━━━━━ Input for this task ━━━━━
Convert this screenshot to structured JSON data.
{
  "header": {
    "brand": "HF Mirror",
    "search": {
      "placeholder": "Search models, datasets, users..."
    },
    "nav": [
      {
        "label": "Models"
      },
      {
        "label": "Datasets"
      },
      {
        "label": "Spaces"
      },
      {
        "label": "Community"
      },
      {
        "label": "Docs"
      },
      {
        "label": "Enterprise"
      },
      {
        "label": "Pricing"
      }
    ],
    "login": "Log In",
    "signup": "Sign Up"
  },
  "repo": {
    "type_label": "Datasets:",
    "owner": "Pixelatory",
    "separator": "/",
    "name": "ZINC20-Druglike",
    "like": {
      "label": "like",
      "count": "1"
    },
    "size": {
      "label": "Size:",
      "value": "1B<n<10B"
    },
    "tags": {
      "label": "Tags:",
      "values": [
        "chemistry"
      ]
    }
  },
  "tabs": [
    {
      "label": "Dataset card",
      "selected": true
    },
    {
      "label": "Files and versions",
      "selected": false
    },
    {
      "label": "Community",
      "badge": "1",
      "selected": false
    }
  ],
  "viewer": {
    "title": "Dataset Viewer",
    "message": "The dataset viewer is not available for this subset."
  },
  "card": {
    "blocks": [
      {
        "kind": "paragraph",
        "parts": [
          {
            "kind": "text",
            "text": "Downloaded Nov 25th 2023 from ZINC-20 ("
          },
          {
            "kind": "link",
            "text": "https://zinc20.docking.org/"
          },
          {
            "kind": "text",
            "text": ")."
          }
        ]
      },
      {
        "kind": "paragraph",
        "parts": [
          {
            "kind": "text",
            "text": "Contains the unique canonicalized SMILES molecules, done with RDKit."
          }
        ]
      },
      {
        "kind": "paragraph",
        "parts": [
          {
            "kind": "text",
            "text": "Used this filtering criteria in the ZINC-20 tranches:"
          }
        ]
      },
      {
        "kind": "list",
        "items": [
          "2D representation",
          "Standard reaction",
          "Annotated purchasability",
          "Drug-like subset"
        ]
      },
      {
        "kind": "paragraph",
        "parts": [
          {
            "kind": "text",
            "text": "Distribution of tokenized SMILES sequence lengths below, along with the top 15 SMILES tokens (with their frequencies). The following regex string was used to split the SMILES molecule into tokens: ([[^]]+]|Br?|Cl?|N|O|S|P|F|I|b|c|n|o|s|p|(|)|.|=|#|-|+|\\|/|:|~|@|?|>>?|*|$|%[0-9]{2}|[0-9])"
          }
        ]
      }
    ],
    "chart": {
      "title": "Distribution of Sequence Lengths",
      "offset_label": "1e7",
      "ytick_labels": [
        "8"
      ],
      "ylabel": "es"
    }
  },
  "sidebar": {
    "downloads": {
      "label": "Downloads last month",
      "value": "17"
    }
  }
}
━━━━━
## Aim of the exercise
Copy all of the data. Keep every word exactly as it is.

## Response to the exercise
Convert this screenshot to structured JSON data.
{
  "header": {
    "brand": "HF Mirror",
    "search": {
      "placeholder": "Search models, datasets, users..."
    },
    "nav": [
      {
        "label": "Models"
      },
      {
        "label": "Datasets"
      },
      {
        "label": "Spaces"
      },
      {
        "label": "Community"
      },
      {
        "label": "Docs"
      },
      {
        "label": "Enterprise"
      },
      {
        "label": "Pricing"
      }
    ],
    "login": "Log In",
    "signup": "Sign Up"
  },
  "repo": {
    "type_label": "Datasets:",
    "owner": "Pixelatory",
    "separator": "/",
    "name": "ZINC20-Druglike",
    "like": {
      "label": "like",
      "count": "1"
    },
    "size": {
      "label": "Size:",
      "value": "1B<n<10B"
    },
    "tags": {
      "label": "Tags:",
      "values": [
        "chemistry"
      ]
    }
  },
  "tabs": [
    {
      "label": "Dataset card",
      "selected": true
    },
    {
      "label": "Files and versions",
      "selected": false
    },
    {
      "label": "Community",
      "badge": "1",
      "selected": false
    }
  ],
  "viewer": {
    "title": "Dataset Viewer",
    "message": "The dataset viewer is not available for this subset."
  },
  "card": {
    "blocks": [
      {
        "kind": "paragraph",
        "parts": [
          {
            "kind": "text",
            "text": "Downloaded Nov 25th 2023 from ZINC-20 ("
          },
          {
            "kind": "link",
            "text": "https://zinc20.docking.org/"
          },
          {
            "kind": "text",
            "text": ")."
          }
        ]
      },
      {
        "kind": "paragraph",
        "parts": [
          {
            "kind": "text",
            "text": "Contains the unique canonicalized SMILES molecules, done with RDKit."
          }
        ]
      },
      {
        "kind": "paragraph",
        "parts": [
          {
            "kind": "text",
            "text": "Used this filtering criteria in the ZINC-20 tranches:"
          }
        ]
      },
      {
        "kind": "list",
        "items": [
          "2D representation",
          "Standard reaction",
          "Annotated purchasability",
          "Drug-like subset"
        ]
      },
      {
        "kind": "paragraph",
        "parts": [
          {
            "kind": "text",
            "text": "Distribution of tokenized SMILES sequence lengths below, along with the top 15 SMILES tokens (with their frequencies). The following regex string was used to split the SMILES molecule into tokens: ([[^]]+]|Br?|Cl?|N|O|S|P|F|I|b|c|n|o|s|p|(|)|.|=|#|-|+|\\|/|:|~|@|?|>>?|*|$|%[0-9]{2}|[0-9])"
          }
        ]
      }
    ],
    "chart": {
      "title": "Distribution of Sequence Lengths",
      "offset_label": "1e7",
      "ytick_labels": [
        "8"
      ],
      "ylabel": "es"
    }
  },
  "sidebar": {
    "downloads": {
      "label": "Downloads last month",
      "value": "17"
    }
  }
}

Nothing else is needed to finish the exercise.